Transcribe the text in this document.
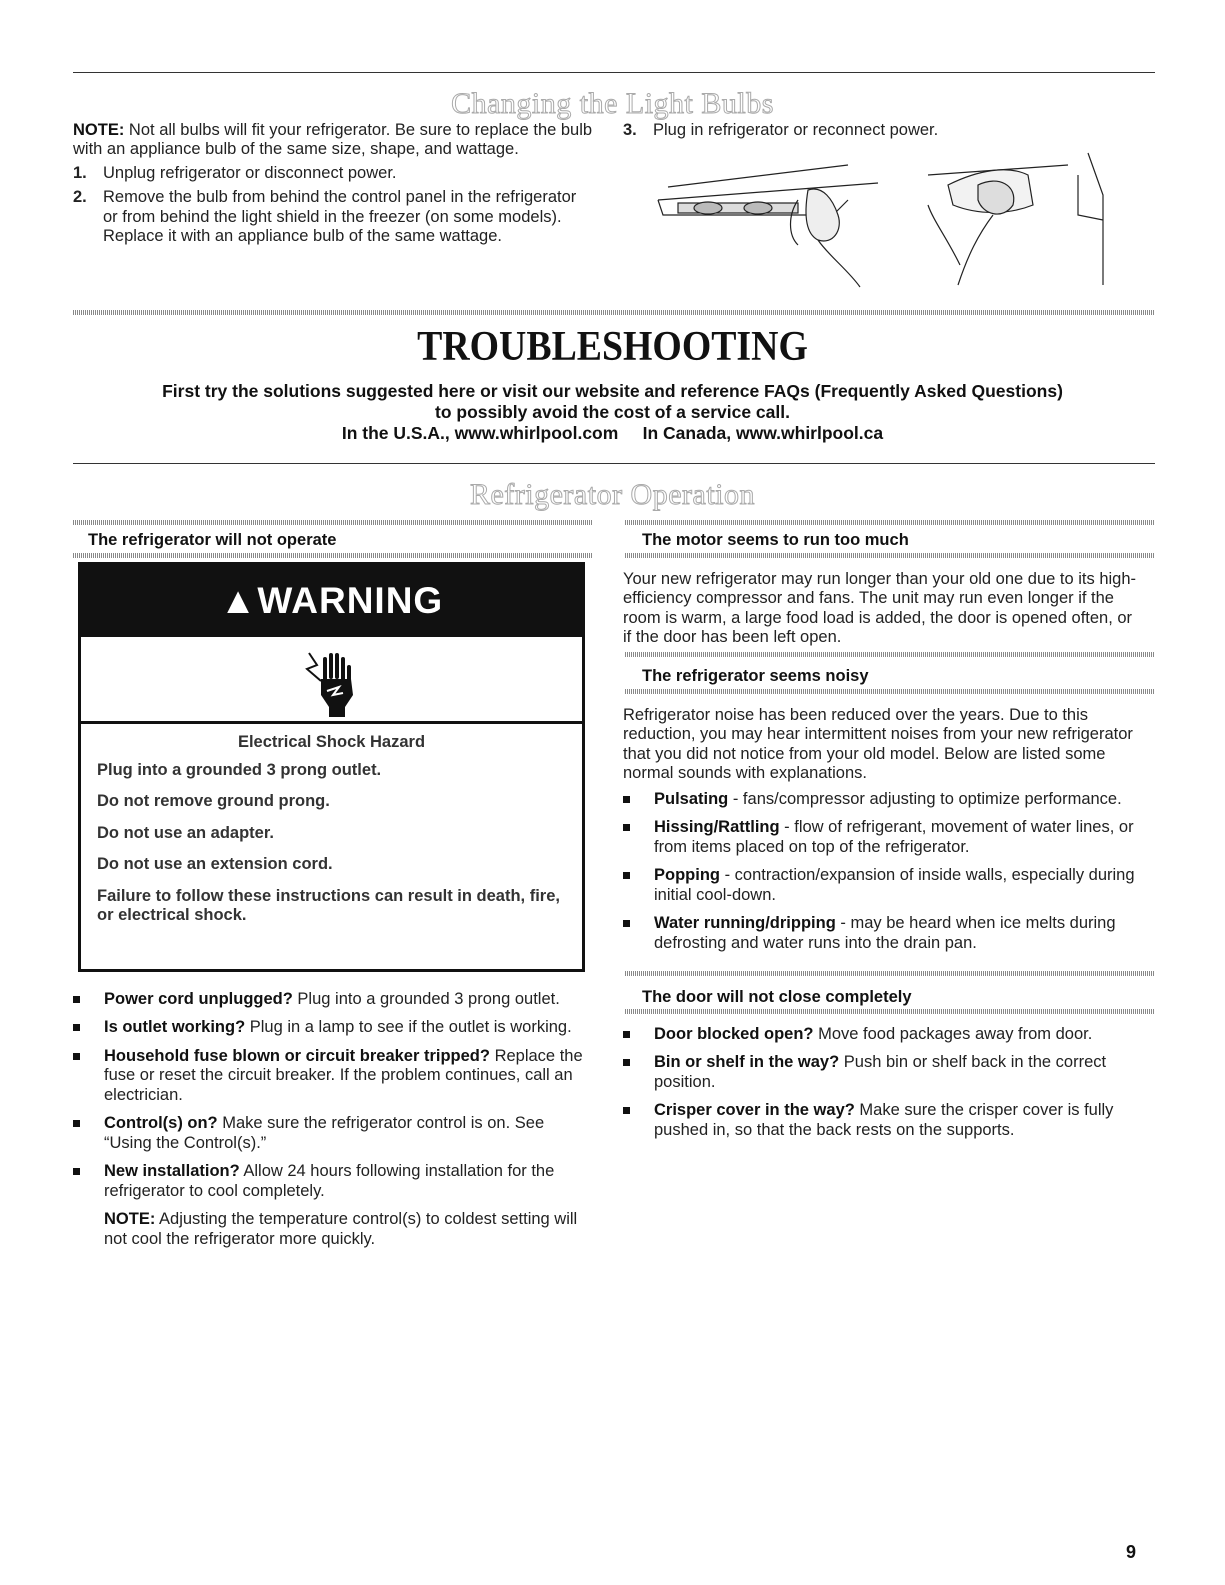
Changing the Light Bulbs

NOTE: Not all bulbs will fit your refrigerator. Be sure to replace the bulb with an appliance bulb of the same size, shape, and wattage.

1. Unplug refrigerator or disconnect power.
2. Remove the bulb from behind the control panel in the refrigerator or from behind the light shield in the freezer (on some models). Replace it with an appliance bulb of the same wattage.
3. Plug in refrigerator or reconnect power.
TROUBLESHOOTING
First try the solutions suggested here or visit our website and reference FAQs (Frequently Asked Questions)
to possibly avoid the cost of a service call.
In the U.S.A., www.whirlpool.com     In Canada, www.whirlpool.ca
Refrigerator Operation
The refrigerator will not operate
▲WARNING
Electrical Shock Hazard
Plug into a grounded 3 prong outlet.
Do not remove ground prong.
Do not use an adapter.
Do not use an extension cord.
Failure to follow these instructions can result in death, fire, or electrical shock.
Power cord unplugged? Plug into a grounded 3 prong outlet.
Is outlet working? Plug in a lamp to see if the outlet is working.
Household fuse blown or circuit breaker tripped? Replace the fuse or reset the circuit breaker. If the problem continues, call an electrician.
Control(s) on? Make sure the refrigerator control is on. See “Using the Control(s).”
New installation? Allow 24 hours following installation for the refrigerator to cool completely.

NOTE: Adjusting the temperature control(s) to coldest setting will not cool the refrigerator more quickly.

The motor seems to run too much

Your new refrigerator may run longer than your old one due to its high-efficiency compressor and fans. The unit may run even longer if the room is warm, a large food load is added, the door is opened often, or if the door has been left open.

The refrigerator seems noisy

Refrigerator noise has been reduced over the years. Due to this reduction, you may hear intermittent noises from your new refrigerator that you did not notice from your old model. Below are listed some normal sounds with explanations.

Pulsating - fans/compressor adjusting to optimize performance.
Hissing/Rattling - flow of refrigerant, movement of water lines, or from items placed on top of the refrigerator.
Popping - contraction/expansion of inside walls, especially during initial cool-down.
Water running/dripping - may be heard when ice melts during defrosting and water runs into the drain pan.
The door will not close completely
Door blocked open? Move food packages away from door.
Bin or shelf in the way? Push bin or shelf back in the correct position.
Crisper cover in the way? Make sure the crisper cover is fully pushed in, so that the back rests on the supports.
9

§ §

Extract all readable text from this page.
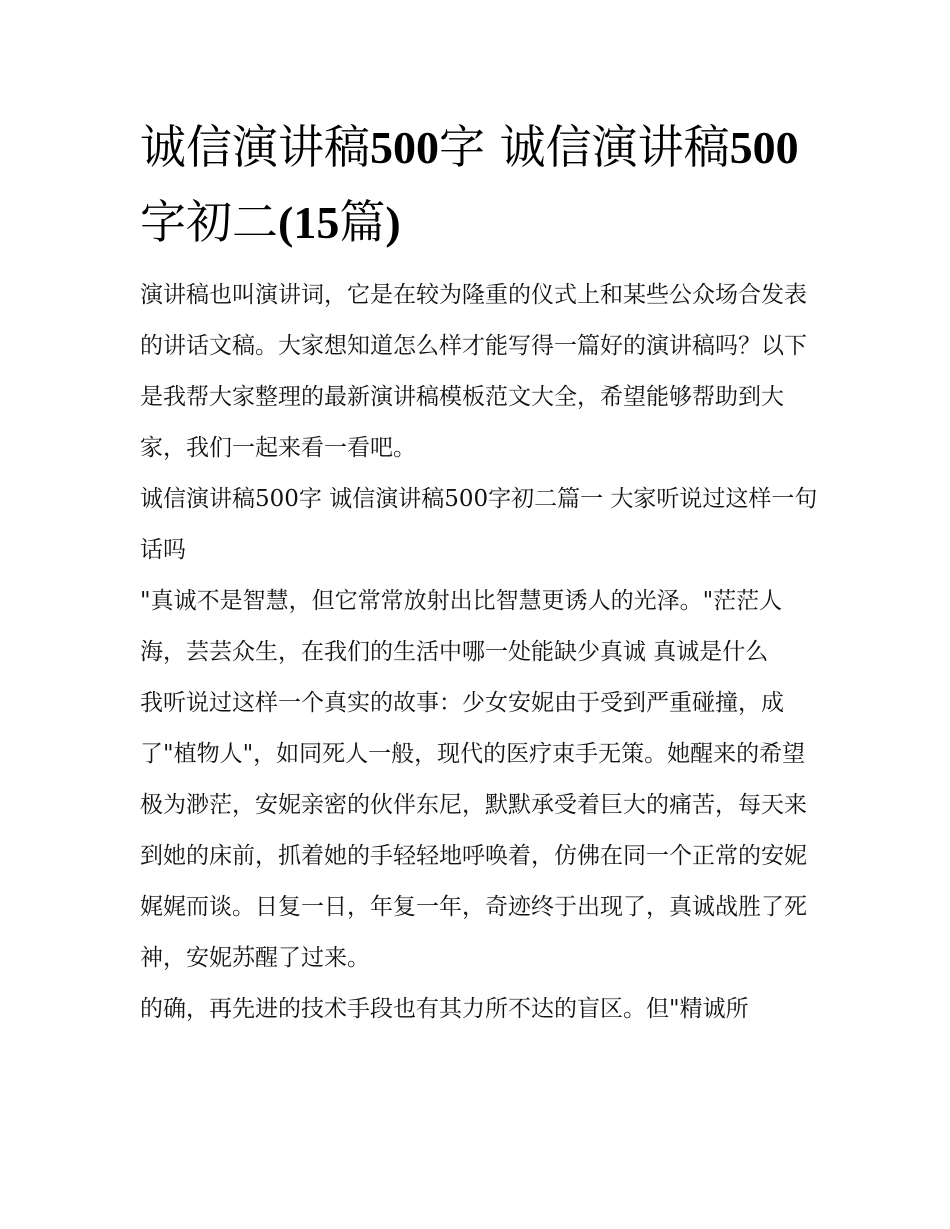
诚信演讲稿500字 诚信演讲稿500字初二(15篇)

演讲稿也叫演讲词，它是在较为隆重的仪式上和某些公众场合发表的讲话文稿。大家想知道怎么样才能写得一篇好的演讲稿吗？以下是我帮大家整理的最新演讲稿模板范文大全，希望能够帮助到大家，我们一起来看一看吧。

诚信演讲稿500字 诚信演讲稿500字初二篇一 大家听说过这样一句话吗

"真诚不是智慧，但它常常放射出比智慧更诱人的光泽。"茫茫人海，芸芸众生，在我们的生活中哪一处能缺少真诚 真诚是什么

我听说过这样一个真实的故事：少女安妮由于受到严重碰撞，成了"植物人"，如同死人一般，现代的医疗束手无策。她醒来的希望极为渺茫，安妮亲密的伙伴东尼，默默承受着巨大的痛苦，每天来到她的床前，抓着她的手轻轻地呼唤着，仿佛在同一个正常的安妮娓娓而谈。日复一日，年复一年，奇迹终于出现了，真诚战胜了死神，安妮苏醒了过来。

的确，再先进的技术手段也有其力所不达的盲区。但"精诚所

§ §

*TASK PROMPT*. Lines of the material that contain the word "seems" are to be gathered.

*CORRECT OUTPUT*.
The motor seems to run too much
The refrigerator seems noisy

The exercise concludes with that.